◆ Provided data

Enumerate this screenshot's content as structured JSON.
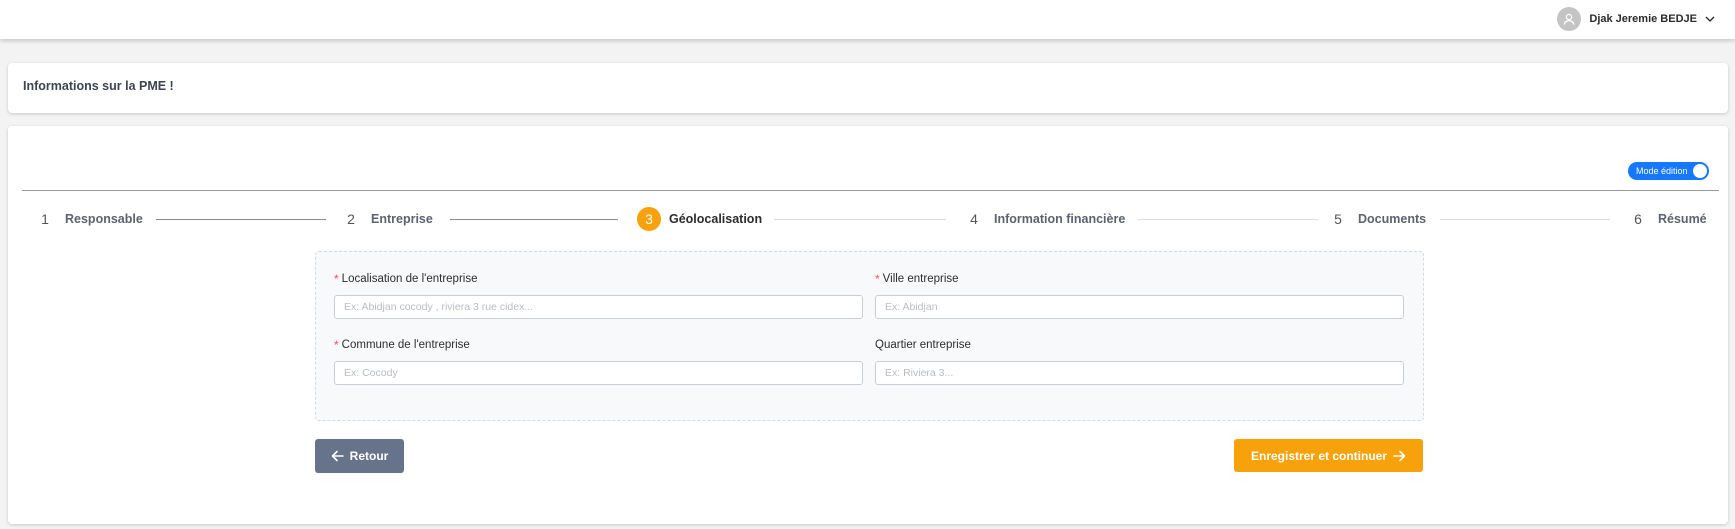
{
  "user": {
    "name": "Djak Jeremie BEDJE",
    "avatar_icon": "user-icon",
    "menu_icon": "chevron-down-icon"
  },
  "page": {
    "title": "Informations sur la PME !"
  },
  "toggle": {
    "label": "Mode édition",
    "state": "on",
    "color": "#1677ff"
  },
  "stepper": {
    "current": 3,
    "steps": [
      {
        "num": "1",
        "label": "Responsable"
      },
      {
        "num": "2",
        "label": "Entreprise"
      },
      {
        "num": "3",
        "label": "Géolocalisation"
      },
      {
        "num": "4",
        "label": "Information financière"
      },
      {
        "num": "5",
        "label": "Documents"
      },
      {
        "num": "6",
        "label": "Résumé"
      }
    ],
    "active_color": "#f7a10b"
  },
  "form": {
    "required_mark": "*",
    "fields": [
      {
        "label": "Localisation de l'entreprise",
        "required": true,
        "value": "",
        "placeholder": "Ex: Abidjan cocody , riviera 3 rue cidex..."
      },
      {
        "label": "Ville entreprise",
        "required": true,
        "value": "",
        "placeholder": "Ex: Abidjan"
      },
      {
        "label": "Commune de l'entreprise",
        "required": true,
        "value": "",
        "placeholder": "Ex: Cocody"
      },
      {
        "label": "Quartier entreprise",
        "required": false,
        "value": "",
        "placeholder": "Ex: Riviera 3..."
      }
    ]
  },
  "actions": {
    "back_label": "Retour",
    "back_icon": "arrow-left-icon",
    "next_label": "Enregistrer et continuer",
    "next_icon": "arrow-right-icon",
    "back_color": "#66738a",
    "next_color": "#f7a10b"
  }
}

◆ What to do
Copy each line of the listing that includes "arrow".

◆ The output
    "back_icon": "arrow-left-icon",
    "next_icon": "arrow-right-icon",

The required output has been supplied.